=== Data excerpts ===

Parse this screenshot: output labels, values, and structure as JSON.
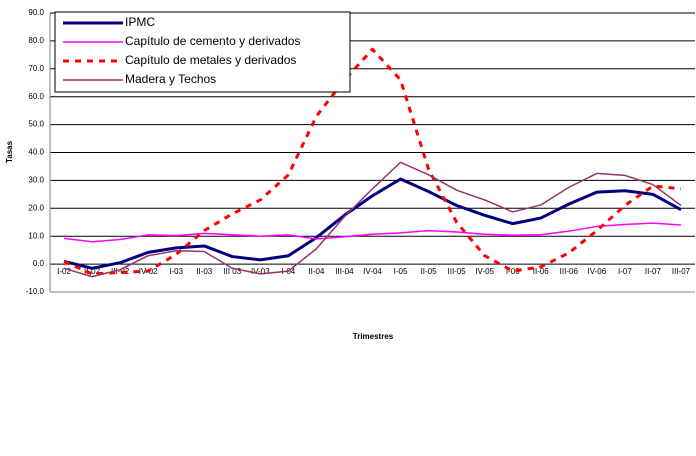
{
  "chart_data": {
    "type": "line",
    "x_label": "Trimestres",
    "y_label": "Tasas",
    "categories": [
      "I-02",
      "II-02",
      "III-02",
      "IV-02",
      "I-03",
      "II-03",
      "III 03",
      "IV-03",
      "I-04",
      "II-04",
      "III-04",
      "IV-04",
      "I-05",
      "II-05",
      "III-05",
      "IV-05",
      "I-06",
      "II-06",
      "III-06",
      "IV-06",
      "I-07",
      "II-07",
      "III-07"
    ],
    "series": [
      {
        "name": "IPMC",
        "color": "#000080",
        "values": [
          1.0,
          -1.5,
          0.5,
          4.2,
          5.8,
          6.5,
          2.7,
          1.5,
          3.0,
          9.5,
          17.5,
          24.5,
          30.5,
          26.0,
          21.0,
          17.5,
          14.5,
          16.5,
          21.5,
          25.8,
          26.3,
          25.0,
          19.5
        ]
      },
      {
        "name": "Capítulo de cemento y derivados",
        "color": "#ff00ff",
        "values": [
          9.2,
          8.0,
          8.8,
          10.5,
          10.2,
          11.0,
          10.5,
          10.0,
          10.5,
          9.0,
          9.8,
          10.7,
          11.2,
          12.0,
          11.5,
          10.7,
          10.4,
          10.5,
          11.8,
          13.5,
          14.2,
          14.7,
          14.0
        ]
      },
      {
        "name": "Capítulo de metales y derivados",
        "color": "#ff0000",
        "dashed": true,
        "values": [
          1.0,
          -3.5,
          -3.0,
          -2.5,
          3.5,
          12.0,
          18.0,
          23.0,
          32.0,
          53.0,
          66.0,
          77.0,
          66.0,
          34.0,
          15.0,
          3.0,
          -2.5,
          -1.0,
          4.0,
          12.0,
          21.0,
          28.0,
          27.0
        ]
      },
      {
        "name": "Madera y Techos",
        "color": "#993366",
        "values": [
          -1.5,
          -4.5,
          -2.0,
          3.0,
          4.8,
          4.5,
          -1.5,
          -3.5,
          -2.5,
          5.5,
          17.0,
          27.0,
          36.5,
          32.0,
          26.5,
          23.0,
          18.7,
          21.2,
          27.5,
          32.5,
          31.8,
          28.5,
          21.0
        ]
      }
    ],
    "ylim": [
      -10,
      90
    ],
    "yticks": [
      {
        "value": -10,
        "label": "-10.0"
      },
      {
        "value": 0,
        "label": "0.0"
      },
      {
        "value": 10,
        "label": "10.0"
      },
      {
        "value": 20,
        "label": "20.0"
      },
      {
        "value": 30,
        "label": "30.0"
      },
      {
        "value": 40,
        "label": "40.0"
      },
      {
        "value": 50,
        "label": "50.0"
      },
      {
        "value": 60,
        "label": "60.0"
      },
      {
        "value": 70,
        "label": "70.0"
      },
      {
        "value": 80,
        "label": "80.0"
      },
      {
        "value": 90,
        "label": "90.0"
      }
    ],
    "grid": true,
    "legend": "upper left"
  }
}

===

## [What is expected]
Copy out every line of the data that includes the word "name".

## [Completed task]
        "name": "IPMC",
        "name": "Capítulo de cemento y derivados",
        "name": "Capítulo de metales y derivados",
        "name": "Madera y Techos",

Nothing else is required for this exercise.